_TASK REQUIREMENTS_
Word for word, print each line of the listing below; pictures stay out.

========================================================================

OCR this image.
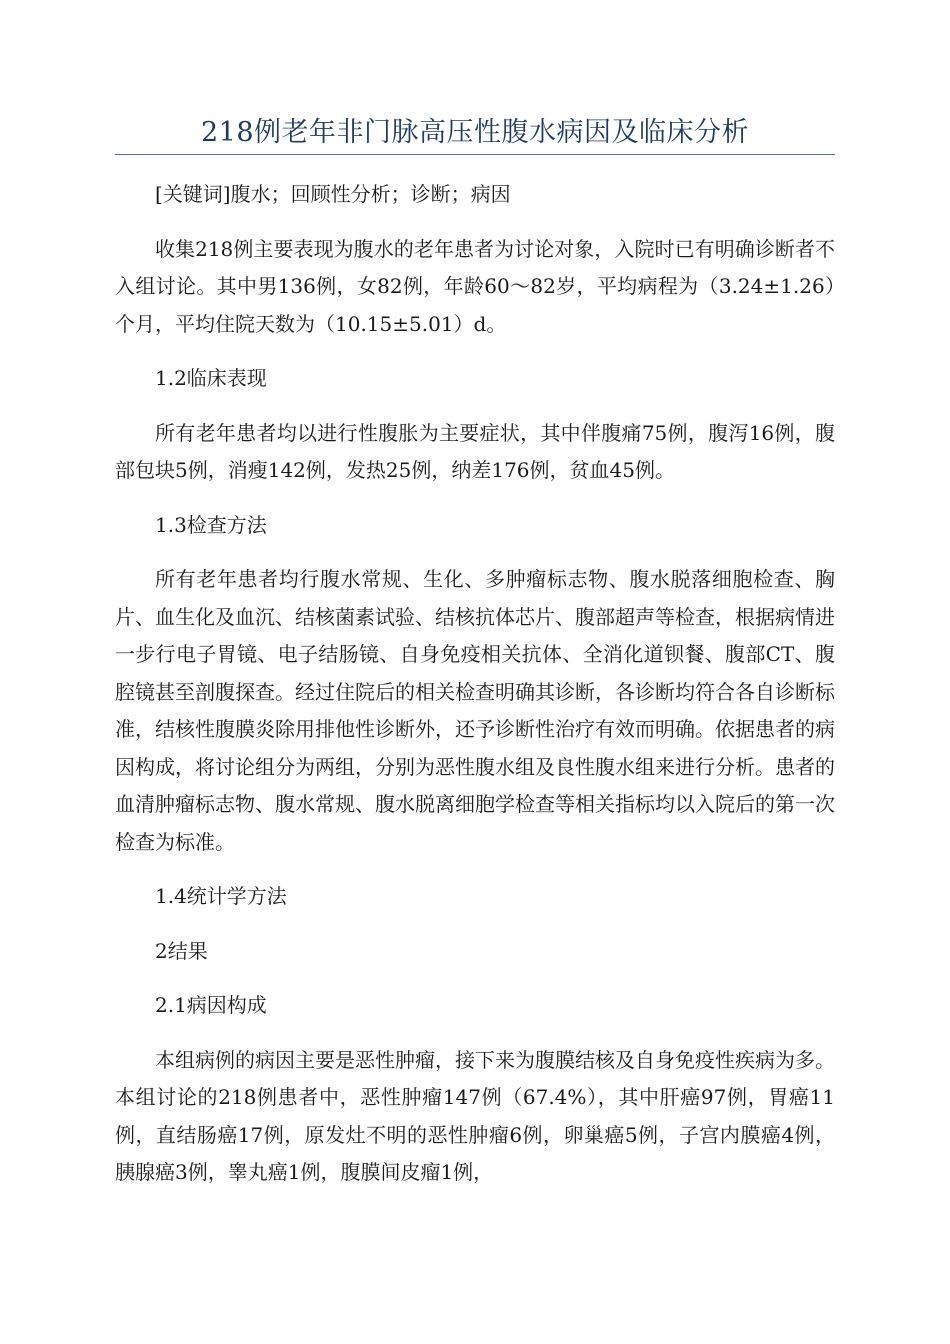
218例老年非门脉高压性腹水病因及临床分析

[关键词]腹水；回顾性分析；诊断；病因

收集218例主要表现为腹水的老年患者为讨论对象，入院时已有明确诊断者不入组讨论。其中男136例，女82例，年龄60～82岁，平均病程为（3.24±1.26）个月，平均住院天数为（10.15±5.01）d。

1.2临床表现

所有老年患者均以进行性腹胀为主要症状，其中伴腹痛75例，腹泻16例，腹部包块5例，消瘦142例，发热25例，纳差176例，贫血45例。

1.3检查方法

所有老年患者均行腹水常规、生化、多肿瘤标志物、腹水脱落细胞检查、胸片、血生化及血沉、结核菌素试验、结核抗体芯片、腹部超声等检查，根据病情进一步行电子胃镜、电子结肠镜、自身免疫相关抗体、全消化道钡餐、腹部CT、腹腔镜甚至剖腹探查。经过住院后的相关检查明确其诊断，各诊断均符合各自诊断标准，结核性腹膜炎除用排他性诊断外，还予诊断性治疗有效而明确。依据患者的病因构成，将讨论组分为两组，分别为恶性腹水组及良性腹水组来进行分析。患者的血清肿瘤标志物、腹水常规、腹水脱离细胞学检查等相关指标均以入院后的第一次检查为标准。

1.4统计学方法

2结果

2.1病因构成

本组病例的病因主要是恶性肿瘤，接下来为腹膜结核及自身免疫性疾病为多。本组讨论的218例患者中，恶性肿瘤147例（67.4%），其中肝癌97例，胃癌11例，直结肠癌17例，原发灶不明的恶性肿瘤6例，卵巢癌5例，子宫内膜癌4例，胰腺癌3例，睾丸癌1例，腹膜间皮瘤1例，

========================================================================

_ANSWER IN FULL_
OCR this image.
218例老年非门脉高压性腹水病因及临床分析

[关键词]腹水；回顾性分析；诊断；病因

收集218例主要表现为腹水的老年患者为讨论对象，入院时已有明确诊断者不入组讨论。其中男136例，女82例，年龄60～82岁，平均病程为（3.24±1.26）个月，平均住院天数为（10.15±5.01）d。

1.2临床表现

所有老年患者均以进行性腹胀为主要症状，其中伴腹痛75例，腹泻16例，腹部包块5例，消瘦142例，发热25例，纳差176例，贫血45例。

1.3检查方法

所有老年患者均行腹水常规、生化、多肿瘤标志物、腹水脱落细胞检查、胸片、血生化及血沉、结核菌素试验、结核抗体芯片、腹部超声等检查，根据病情进一步行电子胃镜、电子结肠镜、自身免疫相关抗体、全消化道钡餐、腹部CT、腹腔镜甚至剖腹探查。经过住院后的相关检查明确其诊断，各诊断均符合各自诊断标准，结核性腹膜炎除用排他性诊断外，还予诊断性治疗有效而明确。依据患者的病因构成，将讨论组分为两组，分别为恶性腹水组及良性腹水组来进行分析。患者的血清肿瘤标志物、腹水常规、腹水脱离细胞学检查等相关指标均以入院后的第一次检查为标准。

1.4统计学方法

2结果

2.1病因构成

本组病例的病因主要是恶性肿瘤，接下来为腹膜结核及自身免疫性疾病为多。本组讨论的218例患者中，恶性肿瘤147例（67.4%），其中肝癌97例，胃癌11例，直结肠癌17例，原发灶不明的恶性肿瘤6例，卵巢癌5例，子宫内膜癌4例，胰腺癌3例，睾丸癌1例，腹膜间皮瘤1例，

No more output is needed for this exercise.